* **Source records**:
Begin

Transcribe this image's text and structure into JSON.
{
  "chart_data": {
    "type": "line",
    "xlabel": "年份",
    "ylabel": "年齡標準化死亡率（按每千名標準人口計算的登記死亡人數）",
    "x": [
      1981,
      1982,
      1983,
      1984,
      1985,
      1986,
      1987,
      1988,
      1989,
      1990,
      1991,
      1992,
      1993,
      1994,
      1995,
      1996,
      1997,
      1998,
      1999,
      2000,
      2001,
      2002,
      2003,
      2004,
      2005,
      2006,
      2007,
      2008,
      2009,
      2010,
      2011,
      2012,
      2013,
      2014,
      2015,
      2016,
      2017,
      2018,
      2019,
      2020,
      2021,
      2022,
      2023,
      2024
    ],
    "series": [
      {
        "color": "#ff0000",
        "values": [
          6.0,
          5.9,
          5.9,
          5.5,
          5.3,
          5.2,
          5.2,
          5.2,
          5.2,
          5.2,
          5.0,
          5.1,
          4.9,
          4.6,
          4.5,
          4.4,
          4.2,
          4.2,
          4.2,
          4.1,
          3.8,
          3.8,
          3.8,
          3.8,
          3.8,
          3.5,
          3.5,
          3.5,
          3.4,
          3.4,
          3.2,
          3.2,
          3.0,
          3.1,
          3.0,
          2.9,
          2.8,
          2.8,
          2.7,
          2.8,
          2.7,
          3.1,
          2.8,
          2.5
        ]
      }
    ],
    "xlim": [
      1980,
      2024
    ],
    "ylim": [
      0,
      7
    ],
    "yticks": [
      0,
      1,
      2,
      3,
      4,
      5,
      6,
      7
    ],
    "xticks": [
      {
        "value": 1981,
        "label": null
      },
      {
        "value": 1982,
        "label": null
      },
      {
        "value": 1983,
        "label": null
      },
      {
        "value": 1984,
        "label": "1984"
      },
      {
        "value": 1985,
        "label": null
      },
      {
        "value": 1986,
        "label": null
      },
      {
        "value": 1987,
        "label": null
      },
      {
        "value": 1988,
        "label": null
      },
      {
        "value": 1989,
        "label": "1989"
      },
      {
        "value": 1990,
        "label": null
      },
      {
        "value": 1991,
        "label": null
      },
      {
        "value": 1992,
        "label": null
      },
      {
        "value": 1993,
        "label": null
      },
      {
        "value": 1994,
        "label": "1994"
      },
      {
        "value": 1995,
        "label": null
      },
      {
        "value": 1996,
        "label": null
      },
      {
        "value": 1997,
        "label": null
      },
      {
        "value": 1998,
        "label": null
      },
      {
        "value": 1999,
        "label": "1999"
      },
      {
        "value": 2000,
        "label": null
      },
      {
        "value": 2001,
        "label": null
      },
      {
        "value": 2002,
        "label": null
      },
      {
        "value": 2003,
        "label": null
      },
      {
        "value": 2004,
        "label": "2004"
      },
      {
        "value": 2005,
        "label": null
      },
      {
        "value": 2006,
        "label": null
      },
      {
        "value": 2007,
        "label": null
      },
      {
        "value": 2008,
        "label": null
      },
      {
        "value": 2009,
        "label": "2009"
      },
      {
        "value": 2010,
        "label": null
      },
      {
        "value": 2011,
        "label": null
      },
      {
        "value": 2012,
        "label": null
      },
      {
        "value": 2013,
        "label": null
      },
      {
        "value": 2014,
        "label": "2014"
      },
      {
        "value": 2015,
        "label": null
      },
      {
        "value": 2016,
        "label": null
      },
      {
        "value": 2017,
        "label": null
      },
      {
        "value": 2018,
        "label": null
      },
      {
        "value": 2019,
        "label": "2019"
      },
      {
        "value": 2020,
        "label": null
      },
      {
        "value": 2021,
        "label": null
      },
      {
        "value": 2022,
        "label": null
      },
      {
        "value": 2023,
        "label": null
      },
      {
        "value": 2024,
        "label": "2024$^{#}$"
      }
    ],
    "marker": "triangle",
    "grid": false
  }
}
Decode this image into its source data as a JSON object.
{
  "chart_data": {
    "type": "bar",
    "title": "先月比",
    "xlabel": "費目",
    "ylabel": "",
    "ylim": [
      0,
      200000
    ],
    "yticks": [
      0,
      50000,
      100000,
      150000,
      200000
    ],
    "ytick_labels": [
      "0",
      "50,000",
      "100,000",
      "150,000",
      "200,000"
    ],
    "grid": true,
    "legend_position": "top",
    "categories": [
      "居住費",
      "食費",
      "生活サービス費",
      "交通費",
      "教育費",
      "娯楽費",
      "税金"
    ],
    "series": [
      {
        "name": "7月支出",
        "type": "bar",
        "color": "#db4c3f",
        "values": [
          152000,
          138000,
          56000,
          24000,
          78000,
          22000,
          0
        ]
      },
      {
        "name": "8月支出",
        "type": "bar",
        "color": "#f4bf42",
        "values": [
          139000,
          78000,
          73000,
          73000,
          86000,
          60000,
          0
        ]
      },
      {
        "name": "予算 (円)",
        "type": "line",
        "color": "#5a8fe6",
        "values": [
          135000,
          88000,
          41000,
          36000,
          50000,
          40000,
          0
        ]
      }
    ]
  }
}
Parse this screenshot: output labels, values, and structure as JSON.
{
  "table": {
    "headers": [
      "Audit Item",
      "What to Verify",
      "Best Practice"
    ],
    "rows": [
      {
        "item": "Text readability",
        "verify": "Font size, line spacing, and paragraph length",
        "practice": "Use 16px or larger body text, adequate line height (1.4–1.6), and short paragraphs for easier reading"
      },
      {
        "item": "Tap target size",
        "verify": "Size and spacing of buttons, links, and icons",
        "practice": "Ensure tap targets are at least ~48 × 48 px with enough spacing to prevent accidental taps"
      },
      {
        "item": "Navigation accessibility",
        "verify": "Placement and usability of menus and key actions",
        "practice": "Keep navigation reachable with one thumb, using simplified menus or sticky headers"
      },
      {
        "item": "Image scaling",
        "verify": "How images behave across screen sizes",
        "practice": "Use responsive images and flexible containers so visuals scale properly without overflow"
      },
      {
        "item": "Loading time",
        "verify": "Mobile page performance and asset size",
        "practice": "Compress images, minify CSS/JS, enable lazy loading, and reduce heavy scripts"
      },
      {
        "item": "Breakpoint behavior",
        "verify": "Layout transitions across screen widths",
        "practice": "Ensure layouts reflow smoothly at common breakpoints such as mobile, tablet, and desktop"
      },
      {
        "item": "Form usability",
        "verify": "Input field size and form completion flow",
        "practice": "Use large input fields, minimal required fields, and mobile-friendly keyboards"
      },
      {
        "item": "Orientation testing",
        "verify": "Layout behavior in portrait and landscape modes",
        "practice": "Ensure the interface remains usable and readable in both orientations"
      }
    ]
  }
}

End

* **Exercise brief**:
Copy out every line from the data above that has "behavior" in it.

* **Task output**:
        "item": "Breakpoint behavior",
        "verify": "Layout behavior in portrait and landscape modes",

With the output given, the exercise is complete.